To be done: Extract the data exactly, missing nothing.

::: Material supplied :::

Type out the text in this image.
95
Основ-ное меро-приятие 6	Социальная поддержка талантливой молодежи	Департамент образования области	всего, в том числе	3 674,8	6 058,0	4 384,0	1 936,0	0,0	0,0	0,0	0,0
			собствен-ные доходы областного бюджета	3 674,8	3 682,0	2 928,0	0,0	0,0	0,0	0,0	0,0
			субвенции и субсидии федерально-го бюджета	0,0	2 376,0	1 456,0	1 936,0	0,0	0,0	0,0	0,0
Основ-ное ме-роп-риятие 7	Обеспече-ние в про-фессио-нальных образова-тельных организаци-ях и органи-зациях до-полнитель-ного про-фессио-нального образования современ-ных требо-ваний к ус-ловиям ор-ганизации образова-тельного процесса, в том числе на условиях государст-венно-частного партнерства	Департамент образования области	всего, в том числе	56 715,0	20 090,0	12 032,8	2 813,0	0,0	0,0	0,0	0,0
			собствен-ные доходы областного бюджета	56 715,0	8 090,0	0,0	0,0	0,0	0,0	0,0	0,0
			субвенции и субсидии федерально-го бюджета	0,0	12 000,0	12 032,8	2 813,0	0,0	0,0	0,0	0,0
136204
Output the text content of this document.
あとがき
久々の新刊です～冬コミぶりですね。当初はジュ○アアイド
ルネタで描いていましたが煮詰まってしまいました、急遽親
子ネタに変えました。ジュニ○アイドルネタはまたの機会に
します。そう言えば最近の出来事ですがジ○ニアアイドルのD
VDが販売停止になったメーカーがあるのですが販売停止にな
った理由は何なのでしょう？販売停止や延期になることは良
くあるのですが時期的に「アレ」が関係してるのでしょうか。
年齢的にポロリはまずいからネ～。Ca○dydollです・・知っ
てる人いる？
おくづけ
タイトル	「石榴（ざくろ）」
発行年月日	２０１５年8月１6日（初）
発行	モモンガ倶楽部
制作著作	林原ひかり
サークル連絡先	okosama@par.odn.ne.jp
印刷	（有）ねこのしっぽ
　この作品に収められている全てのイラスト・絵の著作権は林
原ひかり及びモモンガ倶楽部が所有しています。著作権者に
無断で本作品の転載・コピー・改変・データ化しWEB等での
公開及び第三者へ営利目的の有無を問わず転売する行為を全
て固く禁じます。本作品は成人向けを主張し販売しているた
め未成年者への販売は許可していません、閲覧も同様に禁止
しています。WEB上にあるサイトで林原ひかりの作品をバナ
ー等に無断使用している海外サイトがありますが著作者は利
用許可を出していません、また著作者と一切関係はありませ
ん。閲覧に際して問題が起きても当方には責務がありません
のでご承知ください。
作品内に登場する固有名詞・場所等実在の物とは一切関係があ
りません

:::

Response to the task:
Type out the text in this image.
95
Основ-ное меро-приятие 6	Социальная поддержка талантливой молодежи	Департамент образования области	всего, в том числе	3 674,8	6 058,0	4 384,0	1 936,0	0,0	0,0	0,0	0,0
			собствен-ные доходы областного бюджета	3 674,8	3 682,0	2 928,0	0,0	0,0	0,0	0,0	0,0
			субвенции и субсидии федерально-го бюджета	0,0	2 376,0	1 456,0	1 936,0	0,0	0,0	0,0	0,0
Основ-ное ме-роп-риятие 7	Обеспече-ние в про-фессио-нальных образова-тельных организаци-ях и органи-зациях до-полнитель-ного про-фессио-нального образования современ-ных требо-ваний к ус-ловиям ор-ганизации образова-тельного процесса, в том числе на условиях государст-венно-частного партнерства	Департамент образования области	всего, в том числе	56 715,0	20 090,0	12 032,8	2 813,0	0,0	0,0	0,0	0,0
			собствен-ные доходы областного бюджета	56 715,0	8 090,0	0,0	0,0	0,0	0,0	0,0	0,0
			субвенции и субсидии федерально-го бюджета	0,0	12 000,0	12 032,8	2 813,0	0,0	0,0	0,0	0,0
136204
Output the text content of this document.
あとがき
久々の新刊です～冬コミぶりですね。当初はジュ○アアイド
ルネタで描いていましたが煮詰まってしまいました、急遽親
子ネタに変えました。ジュニ○アイドルネタはまたの機会に
します。そう言えば最近の出来事ですがジ○ニアアイドルのD
VDが販売停止になったメーカーがあるのですが販売停止にな
った理由は何なのでしょう？販売停止や延期になることは良
くあるのですが時期的に「アレ」が関係してるのでしょうか。
年齢的にポロリはまずいからネ～。Ca○dydollです・・知っ
てる人いる？
おくづけ
タイトル	「石榴（ざくろ）」
発行年月日	２０１５年8月１6日（初）
発行	モモンガ倶楽部
制作著作	林原ひかり
サークル連絡先	okosama@par.odn.ne.jp
印刷	（有）ねこのしっぽ
　この作品に収められている全てのイラスト・絵の著作権は林
原ひかり及びモモンガ倶楽部が所有しています。著作権者に
無断で本作品の転載・コピー・改変・データ化しWEB等での
公開及び第三者へ営利目的の有無を問わず転売する行為を全
て固く禁じます。本作品は成人向けを主張し販売しているた
め未成年者への販売は許可していません、閲覧も同様に禁止
しています。WEB上にあるサイトで林原ひかりの作品をバナ
ー等に無断使用している海外サイトがありますが著作者は利
用許可を出していません、また著作者と一切関係はありませ
ん。閲覧に際して問題が起きても当方には責務がありません
のでご承知ください。
作品内に登場する固有名詞・場所等実在の物とは一切関係があ
りません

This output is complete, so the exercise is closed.